▶ [To be done] Write the material out again exactly as it stands.

***** Records to process *****

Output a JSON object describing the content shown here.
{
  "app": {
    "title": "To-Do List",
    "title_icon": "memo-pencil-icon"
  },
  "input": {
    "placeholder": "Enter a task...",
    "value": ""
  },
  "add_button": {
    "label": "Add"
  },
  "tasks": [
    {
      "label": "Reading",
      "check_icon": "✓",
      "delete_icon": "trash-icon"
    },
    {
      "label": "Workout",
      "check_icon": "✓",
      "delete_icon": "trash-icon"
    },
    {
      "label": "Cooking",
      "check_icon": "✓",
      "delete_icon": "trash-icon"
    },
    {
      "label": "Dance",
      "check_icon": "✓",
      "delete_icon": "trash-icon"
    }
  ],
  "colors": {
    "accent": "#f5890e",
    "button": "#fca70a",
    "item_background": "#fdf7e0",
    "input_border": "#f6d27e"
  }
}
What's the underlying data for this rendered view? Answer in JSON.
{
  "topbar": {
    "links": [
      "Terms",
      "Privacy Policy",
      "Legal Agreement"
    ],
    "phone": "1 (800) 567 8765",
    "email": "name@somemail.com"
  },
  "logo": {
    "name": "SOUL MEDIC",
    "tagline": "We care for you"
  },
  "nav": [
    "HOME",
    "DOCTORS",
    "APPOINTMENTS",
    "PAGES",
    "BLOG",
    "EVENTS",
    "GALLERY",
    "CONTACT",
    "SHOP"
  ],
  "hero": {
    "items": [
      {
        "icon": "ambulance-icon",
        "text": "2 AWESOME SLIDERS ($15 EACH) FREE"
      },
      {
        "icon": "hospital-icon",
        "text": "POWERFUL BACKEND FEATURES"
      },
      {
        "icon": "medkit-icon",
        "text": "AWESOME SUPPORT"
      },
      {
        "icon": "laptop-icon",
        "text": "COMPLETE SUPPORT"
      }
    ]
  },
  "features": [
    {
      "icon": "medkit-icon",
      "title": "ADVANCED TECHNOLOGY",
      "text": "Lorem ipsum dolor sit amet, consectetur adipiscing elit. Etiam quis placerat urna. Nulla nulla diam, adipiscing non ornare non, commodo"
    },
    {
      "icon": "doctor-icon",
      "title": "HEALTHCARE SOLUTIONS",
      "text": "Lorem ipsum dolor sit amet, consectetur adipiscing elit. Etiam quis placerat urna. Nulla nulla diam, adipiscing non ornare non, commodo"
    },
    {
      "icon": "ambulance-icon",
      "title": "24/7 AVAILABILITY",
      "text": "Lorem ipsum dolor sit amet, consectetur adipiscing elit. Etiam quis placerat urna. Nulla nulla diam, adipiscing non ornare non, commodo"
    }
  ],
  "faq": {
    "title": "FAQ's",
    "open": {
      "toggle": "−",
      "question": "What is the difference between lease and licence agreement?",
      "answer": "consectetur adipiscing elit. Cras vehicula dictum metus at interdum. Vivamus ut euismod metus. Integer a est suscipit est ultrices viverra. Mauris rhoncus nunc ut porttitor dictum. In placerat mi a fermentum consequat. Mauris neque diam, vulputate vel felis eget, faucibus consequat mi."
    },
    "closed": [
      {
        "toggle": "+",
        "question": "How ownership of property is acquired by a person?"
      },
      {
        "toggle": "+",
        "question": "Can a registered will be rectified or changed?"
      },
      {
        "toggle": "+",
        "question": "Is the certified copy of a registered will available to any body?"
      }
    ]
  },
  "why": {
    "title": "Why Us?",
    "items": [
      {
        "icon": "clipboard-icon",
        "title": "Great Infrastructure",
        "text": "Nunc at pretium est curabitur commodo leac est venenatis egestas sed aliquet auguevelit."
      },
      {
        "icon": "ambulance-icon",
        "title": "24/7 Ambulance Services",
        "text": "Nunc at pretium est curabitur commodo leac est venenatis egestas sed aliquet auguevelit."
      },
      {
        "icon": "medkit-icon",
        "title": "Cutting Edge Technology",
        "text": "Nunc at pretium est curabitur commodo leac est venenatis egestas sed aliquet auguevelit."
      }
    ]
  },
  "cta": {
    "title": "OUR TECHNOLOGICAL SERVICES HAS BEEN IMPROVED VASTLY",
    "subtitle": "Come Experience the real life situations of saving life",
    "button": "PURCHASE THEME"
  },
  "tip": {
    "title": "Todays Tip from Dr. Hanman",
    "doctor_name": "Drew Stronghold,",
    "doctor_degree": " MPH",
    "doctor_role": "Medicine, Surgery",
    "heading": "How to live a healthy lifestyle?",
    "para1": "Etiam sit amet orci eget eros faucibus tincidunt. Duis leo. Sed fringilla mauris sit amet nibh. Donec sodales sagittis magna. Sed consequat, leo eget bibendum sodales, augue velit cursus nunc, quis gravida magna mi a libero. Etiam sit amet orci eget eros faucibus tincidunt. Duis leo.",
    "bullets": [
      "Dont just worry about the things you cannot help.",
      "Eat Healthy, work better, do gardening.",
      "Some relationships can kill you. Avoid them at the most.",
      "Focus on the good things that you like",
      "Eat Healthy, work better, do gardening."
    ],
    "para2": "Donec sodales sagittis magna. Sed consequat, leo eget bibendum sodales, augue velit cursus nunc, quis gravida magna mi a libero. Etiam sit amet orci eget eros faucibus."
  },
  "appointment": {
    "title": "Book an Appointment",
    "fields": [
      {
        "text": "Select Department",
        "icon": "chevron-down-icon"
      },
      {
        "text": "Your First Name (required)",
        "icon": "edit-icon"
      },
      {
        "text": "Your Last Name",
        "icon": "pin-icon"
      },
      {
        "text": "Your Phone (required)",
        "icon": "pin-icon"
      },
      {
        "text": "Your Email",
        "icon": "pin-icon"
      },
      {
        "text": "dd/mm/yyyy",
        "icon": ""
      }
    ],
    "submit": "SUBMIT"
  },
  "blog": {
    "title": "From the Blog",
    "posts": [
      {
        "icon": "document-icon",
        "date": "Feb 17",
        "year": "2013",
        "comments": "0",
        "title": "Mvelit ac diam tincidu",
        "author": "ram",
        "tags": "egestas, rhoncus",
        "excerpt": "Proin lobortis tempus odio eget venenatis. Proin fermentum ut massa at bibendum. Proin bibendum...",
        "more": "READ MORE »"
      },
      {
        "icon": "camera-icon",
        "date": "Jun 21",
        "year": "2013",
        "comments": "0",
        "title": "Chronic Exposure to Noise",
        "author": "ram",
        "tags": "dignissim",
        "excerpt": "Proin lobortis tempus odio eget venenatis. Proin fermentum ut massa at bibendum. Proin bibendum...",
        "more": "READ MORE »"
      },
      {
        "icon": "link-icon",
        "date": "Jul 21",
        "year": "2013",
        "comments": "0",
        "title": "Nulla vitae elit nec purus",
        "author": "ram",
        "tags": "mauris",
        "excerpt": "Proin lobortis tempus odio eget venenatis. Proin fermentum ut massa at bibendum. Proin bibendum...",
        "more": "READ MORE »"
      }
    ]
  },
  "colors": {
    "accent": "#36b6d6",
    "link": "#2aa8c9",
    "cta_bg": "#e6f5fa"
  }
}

*****

▶ [Expected answer]
Output a JSON object describing the content shown here.
{
  "app": {
    "title": "To-Do List",
    "title_icon": "memo-pencil-icon"
  },
  "input": {
    "placeholder": "Enter a task...",
    "value": ""
  },
  "add_button": {
    "label": "Add"
  },
  "tasks": [
    {
      "label": "Reading",
      "check_icon": "✓",
      "delete_icon": "trash-icon"
    },
    {
      "label": "Workout",
      "check_icon": "✓",
      "delete_icon": "trash-icon"
    },
    {
      "label": "Cooking",
      "check_icon": "✓",
      "delete_icon": "trash-icon"
    },
    {
      "label": "Dance",
      "check_icon": "✓",
      "delete_icon": "trash-icon"
    }
  ],
  "colors": {
    "accent": "#f5890e",
    "button": "#fca70a",
    "item_background": "#fdf7e0",
    "input_border": "#f6d27e"
  }
}
What's the underlying data for this rendered view? Answer in JSON.
{
  "topbar": {
    "links": [
      "Terms",
      "Privacy Policy",
      "Legal Agreement"
    ],
    "phone": "1 (800) 567 8765",
    "email": "name@somemail.com"
  },
  "logo": {
    "name": "SOUL MEDIC",
    "tagline": "We care for you"
  },
  "nav": [
    "HOME",
    "DOCTORS",
    "APPOINTMENTS",
    "PAGES",
    "BLOG",
    "EVENTS",
    "GALLERY",
    "CONTACT",
    "SHOP"
  ],
  "hero": {
    "items": [
      {
        "icon": "ambulance-icon",
        "text": "2 AWESOME SLIDERS ($15 EACH) FREE"
      },
      {
        "icon": "hospital-icon",
        "text": "POWERFUL BACKEND FEATURES"
      },
      {
        "icon": "medkit-icon",
        "text": "AWESOME SUPPORT"
      },
      {
        "icon": "laptop-icon",
        "text": "COMPLETE SUPPORT"
      }
    ]
  },
  "features": [
    {
      "icon": "medkit-icon",
      "title": "ADVANCED TECHNOLOGY",
      "text": "Lorem ipsum dolor sit amet, consectetur adipiscing elit. Etiam quis placerat urna. Nulla nulla diam, adipiscing non ornare non, commodo"
    },
    {
      "icon": "doctor-icon",
      "title": "HEALTHCARE SOLUTIONS",
      "text": "Lorem ipsum dolor sit amet, consectetur adipiscing elit. Etiam quis placerat urna. Nulla nulla diam, adipiscing non ornare non, commodo"
    },
    {
      "icon": "ambulance-icon",
      "title": "24/7 AVAILABILITY",
      "text": "Lorem ipsum dolor sit amet, consectetur adipiscing elit. Etiam quis placerat urna. Nulla nulla diam, adipiscing non ornare non, commodo"
    }
  ],
  "faq": {
    "title": "FAQ's",
    "open": {
      "toggle": "−",
      "question": "What is the difference between lease and licence agreement?",
      "answer": "consectetur adipiscing elit. Cras vehicula dictum metus at interdum. Vivamus ut euismod metus. Integer a est suscipit est ultrices viverra. Mauris rhoncus nunc ut porttitor dictum. In placerat mi a fermentum consequat. Mauris neque diam, vulputate vel felis eget, faucibus consequat mi."
    },
    "closed": [
      {
        "toggle": "+",
        "question": "How ownership of property is acquired by a person?"
      },
      {
        "toggle": "+",
        "question": "Can a registered will be rectified or changed?"
      },
      {
        "toggle": "+",
        "question": "Is the certified copy of a registered will available to any body?"
      }
    ]
  },
  "why": {
    "title": "Why Us?",
    "items": [
      {
        "icon": "clipboard-icon",
        "title": "Great Infrastructure",
        "text": "Nunc at pretium est curabitur commodo leac est venenatis egestas sed aliquet auguevelit."
      },
      {
        "icon": "ambulance-icon",
        "title": "24/7 Ambulance Services",
        "text": "Nunc at pretium est curabitur commodo leac est venenatis egestas sed aliquet auguevelit."
      },
      {
        "icon": "medkit-icon",
        "title": "Cutting Edge Technology",
        "text": "Nunc at pretium est curabitur commodo leac est venenatis egestas sed aliquet auguevelit."
      }
    ]
  },
  "cta": {
    "title": "OUR TECHNOLOGICAL SERVICES HAS BEEN IMPROVED VASTLY",
    "subtitle": "Come Experience the real life situations of saving life",
    "button": "PURCHASE THEME"
  },
  "tip": {
    "title": "Todays Tip from Dr. Hanman",
    "doctor_name": "Drew Stronghold,",
    "doctor_degree": " MPH",
    "doctor_role": "Medicine, Surgery",
    "heading": "How to live a healthy lifestyle?",
    "para1": "Etiam sit amet orci eget eros faucibus tincidunt. Duis leo. Sed fringilla mauris sit amet nibh. Donec sodales sagittis magna. Sed consequat, leo eget bibendum sodales, augue velit cursus nunc, quis gravida magna mi a libero. Etiam sit amet orci eget eros faucibus tincidunt. Duis leo.",
    "bullets": [
      "Dont just worry about the things you cannot help.",
      "Eat Healthy, work better, do gardening.",
      "Some relationships can kill you. Avoid them at the most.",
      "Focus on the good things that you like",
      "Eat Healthy, work better, do gardening."
    ],
    "para2": "Donec sodales sagittis magna. Sed consequat, leo eget bibendum sodales, augue velit cursus nunc, quis gravida magna mi a libero. Etiam sit amet orci eget eros faucibus."
  },
  "appointment": {
    "title": "Book an Appointment",
    "fields": [
      {
        "text": "Select Department",
        "icon": "chevron-down-icon"
      },
      {
        "text": "Your First Name (required)",
        "icon": "edit-icon"
      },
      {
        "text": "Your Last Name",
        "icon": "pin-icon"
      },
      {
        "text": "Your Phone (required)",
        "icon": "pin-icon"
      },
      {
        "text": "Your Email",
        "icon": "pin-icon"
      },
      {
        "text": "dd/mm/yyyy",
        "icon": ""
      }
    ],
    "submit": "SUBMIT"
  },
  "blog": {
    "title": "From the Blog",
    "posts": [
      {
        "icon": "document-icon",
        "date": "Feb 17",
        "year": "2013",
        "comments": "0",
        "title": "Mvelit ac diam tincidu",
        "author": "ram",
        "tags": "egestas, rhoncus",
        "excerpt": "Proin lobortis tempus odio eget venenatis. Proin fermentum ut massa at bibendum. Proin bibendum...",
        "more": "READ MORE »"
      },
      {
        "icon": "camera-icon",
        "date": "Jun 21",
        "year": "2013",
        "comments": "0",
        "title": "Chronic Exposure to Noise",
        "author": "ram",
        "tags": "dignissim",
        "excerpt": "Proin lobortis tempus odio eget venenatis. Proin fermentum ut massa at bibendum. Proin bibendum...",
        "more": "READ MORE »"
      },
      {
        "icon": "link-icon",
        "date": "Jul 21",
        "year": "2013",
        "comments": "0",
        "title": "Nulla vitae elit nec purus",
        "author": "ram",
        "tags": "mauris",
        "excerpt": "Proin lobortis tempus odio eget venenatis. Proin fermentum ut massa at bibendum. Proin bibendum...",
        "more": "READ MORE »"
      }
    ]
  },
  "colors": {
    "accent": "#36b6d6",
    "link": "#2aa8c9",
    "cta_bg": "#e6f5fa"
  }
}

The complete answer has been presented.